>> begin Extracted data

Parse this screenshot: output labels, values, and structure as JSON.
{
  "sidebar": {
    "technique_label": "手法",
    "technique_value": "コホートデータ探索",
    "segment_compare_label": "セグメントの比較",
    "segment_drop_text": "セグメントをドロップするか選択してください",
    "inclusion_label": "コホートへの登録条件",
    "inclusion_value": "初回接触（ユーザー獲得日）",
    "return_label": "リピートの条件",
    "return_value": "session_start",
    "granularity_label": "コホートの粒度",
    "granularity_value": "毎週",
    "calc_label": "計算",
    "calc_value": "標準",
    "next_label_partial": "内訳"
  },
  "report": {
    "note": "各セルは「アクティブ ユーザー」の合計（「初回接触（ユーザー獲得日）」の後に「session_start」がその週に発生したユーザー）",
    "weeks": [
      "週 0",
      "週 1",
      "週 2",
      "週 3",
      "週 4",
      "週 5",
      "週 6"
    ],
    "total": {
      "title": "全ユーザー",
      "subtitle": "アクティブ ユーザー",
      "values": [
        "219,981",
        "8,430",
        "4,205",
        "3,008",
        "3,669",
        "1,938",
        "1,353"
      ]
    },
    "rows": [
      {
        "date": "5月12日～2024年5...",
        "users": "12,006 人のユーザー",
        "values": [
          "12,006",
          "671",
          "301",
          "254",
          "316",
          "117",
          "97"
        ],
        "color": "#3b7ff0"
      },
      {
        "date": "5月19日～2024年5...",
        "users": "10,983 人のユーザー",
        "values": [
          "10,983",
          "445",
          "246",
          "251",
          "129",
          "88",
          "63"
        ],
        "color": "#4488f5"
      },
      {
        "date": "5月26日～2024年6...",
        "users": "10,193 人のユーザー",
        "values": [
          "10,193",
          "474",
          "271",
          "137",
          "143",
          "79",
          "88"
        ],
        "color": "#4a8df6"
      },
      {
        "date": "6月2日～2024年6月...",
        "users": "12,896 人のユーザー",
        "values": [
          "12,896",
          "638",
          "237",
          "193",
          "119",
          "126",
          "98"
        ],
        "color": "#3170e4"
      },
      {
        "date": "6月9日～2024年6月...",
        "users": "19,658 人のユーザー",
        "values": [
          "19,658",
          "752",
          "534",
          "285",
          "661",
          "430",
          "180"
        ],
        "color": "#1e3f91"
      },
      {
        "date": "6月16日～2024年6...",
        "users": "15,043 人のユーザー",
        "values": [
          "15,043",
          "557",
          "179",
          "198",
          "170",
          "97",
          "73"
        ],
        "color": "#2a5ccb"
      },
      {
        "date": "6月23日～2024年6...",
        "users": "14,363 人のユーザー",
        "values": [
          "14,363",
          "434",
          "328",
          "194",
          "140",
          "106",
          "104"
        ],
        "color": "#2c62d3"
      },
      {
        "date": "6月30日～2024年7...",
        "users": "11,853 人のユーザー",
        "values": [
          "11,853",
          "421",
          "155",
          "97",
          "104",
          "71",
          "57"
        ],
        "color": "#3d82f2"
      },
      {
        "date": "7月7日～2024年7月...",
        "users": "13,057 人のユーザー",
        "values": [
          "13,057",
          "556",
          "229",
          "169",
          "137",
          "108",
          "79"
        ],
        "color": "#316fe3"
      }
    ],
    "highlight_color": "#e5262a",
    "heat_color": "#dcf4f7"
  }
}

>> end Extracted data

Transcribe every entry verbatim.

Answer for the task
Parse this screenshot: output labels, values, and structure as JSON.
{
  "sidebar": {
    "technique_label": "手法",
    "technique_value": "コホートデータ探索",
    "segment_compare_label": "セグメントの比較",
    "segment_drop_text": "セグメントをドロップするか選択してください",
    "inclusion_label": "コホートへの登録条件",
    "inclusion_value": "初回接触（ユーザー獲得日）",
    "return_label": "リピートの条件",
    "return_value": "session_start",
    "granularity_label": "コホートの粒度",
    "granularity_value": "毎週",
    "calc_label": "計算",
    "calc_value": "標準",
    "next_label_partial": "内訳"
  },
  "report": {
    "note": "各セルは「アクティブ ユーザー」の合計（「初回接触（ユーザー獲得日）」の後に「session_start」がその週に発生したユーザー）",
    "weeks": [
      "週 0",
      "週 1",
      "週 2",
      "週 3",
      "週 4",
      "週 5",
      "週 6"
    ],
    "total": {
      "title": "全ユーザー",
      "subtitle": "アクティブ ユーザー",
      "values": [
        "219,981",
        "8,430",
        "4,205",
        "3,008",
        "3,669",
        "1,938",
        "1,353"
      ]
    },
    "rows": [
      {
        "date": "5月12日～2024年5...",
        "users": "12,006 人のユーザー",
        "values": [
          "12,006",
          "671",
          "301",
          "254",
          "316",
          "117",
          "97"
        ],
        "color": "#3b7ff0"
      },
      {
        "date": "5月19日～2024年5...",
        "users": "10,983 人のユーザー",
        "values": [
          "10,983",
          "445",
          "246",
          "251",
          "129",
          "88",
          "63"
        ],
        "color": "#4488f5"
      },
      {
        "date": "5月26日～2024年6...",
        "users": "10,193 人のユーザー",
        "values": [
          "10,193",
          "474",
          "271",
          "137",
          "143",
          "79",
          "88"
        ],
        "color": "#4a8df6"
      },
      {
        "date": "6月2日～2024年6月...",
        "users": "12,896 人のユーザー",
        "values": [
          "12,896",
          "638",
          "237",
          "193",
          "119",
          "126",
          "98"
        ],
        "color": "#3170e4"
      },
      {
        "date": "6月9日～2024年6月...",
        "users": "19,658 人のユーザー",
        "values": [
          "19,658",
          "752",
          "534",
          "285",
          "661",
          "430",
          "180"
        ],
        "color": "#1e3f91"
      },
      {
        "date": "6月16日～2024年6...",
        "users": "15,043 人のユーザー",
        "values": [
          "15,043",
          "557",
          "179",
          "198",
          "170",
          "97",
          "73"
        ],
        "color": "#2a5ccb"
      },
      {
        "date": "6月23日～2024年6...",
        "users": "14,363 人のユーザー",
        "values": [
          "14,363",
          "434",
          "328",
          "194",
          "140",
          "106",
          "104"
        ],
        "color": "#2c62d3"
      },
      {
        "date": "6月30日～2024年7...",
        "users": "11,853 人のユーザー",
        "values": [
          "11,853",
          "421",
          "155",
          "97",
          "104",
          "71",
          "57"
        ],
        "color": "#3d82f2"
      },
      {
        "date": "7月7日～2024年7月...",
        "users": "13,057 人のユーザー",
        "values": [
          "13,057",
          "556",
          "229",
          "169",
          "137",
          "108",
          "79"
        ],
        "color": "#316fe3"
      }
    ],
    "highlight_color": "#e5262a",
    "heat_color": "#dcf4f7"
  }
}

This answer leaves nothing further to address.